-- begin --

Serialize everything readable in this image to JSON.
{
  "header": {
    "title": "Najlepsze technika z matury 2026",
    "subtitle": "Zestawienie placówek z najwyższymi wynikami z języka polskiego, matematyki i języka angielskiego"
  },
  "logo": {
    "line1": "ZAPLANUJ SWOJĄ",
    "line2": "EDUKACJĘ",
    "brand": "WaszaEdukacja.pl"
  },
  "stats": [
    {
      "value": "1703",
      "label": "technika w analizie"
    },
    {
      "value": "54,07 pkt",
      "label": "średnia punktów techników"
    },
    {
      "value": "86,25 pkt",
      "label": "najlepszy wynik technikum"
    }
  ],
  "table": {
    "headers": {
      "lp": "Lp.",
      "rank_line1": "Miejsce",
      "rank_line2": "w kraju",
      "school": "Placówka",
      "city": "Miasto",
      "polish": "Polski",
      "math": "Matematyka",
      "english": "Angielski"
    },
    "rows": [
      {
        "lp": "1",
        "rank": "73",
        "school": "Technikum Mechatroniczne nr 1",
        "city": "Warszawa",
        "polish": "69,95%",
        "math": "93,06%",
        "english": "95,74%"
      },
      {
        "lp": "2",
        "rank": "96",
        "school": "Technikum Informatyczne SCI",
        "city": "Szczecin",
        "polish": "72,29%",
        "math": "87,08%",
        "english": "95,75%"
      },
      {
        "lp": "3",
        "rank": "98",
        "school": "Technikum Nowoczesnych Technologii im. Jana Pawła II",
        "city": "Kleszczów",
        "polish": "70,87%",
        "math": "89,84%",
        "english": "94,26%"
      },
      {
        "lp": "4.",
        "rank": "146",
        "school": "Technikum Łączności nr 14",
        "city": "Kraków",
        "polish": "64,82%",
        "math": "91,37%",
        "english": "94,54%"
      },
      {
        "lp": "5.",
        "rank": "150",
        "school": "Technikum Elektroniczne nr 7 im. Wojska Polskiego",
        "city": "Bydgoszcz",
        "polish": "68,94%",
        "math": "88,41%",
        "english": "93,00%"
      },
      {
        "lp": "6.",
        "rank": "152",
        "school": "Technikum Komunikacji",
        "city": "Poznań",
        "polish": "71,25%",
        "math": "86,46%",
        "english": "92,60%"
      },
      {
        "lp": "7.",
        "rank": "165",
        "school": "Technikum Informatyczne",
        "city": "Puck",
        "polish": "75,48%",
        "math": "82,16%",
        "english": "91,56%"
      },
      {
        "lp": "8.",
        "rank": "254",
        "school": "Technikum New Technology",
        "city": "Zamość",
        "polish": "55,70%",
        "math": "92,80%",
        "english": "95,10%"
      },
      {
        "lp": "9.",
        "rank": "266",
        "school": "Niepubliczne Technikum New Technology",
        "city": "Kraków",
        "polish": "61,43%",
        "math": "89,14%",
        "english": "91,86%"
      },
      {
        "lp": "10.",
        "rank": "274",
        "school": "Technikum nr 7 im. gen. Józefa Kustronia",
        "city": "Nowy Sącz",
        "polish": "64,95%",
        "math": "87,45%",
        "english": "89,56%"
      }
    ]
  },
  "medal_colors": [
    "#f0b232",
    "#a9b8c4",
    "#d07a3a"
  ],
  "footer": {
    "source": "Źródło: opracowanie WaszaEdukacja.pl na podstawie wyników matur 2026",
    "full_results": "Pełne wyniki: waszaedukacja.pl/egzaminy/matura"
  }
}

-- end --

### Exercise
Extract from the data every line where "math" shows up.

### Result of this task
      "math": "Matematyka",
        "math": "93,06%",
        "math": "87,08%",
        "math": "89,84%",
        "math": "91,37%",
        "math": "88,41%",
        "math": "86,46%",
        "math": "82,16%",
        "math": "92,80%",
        "math": "89,14%",
        "math": "87,45%",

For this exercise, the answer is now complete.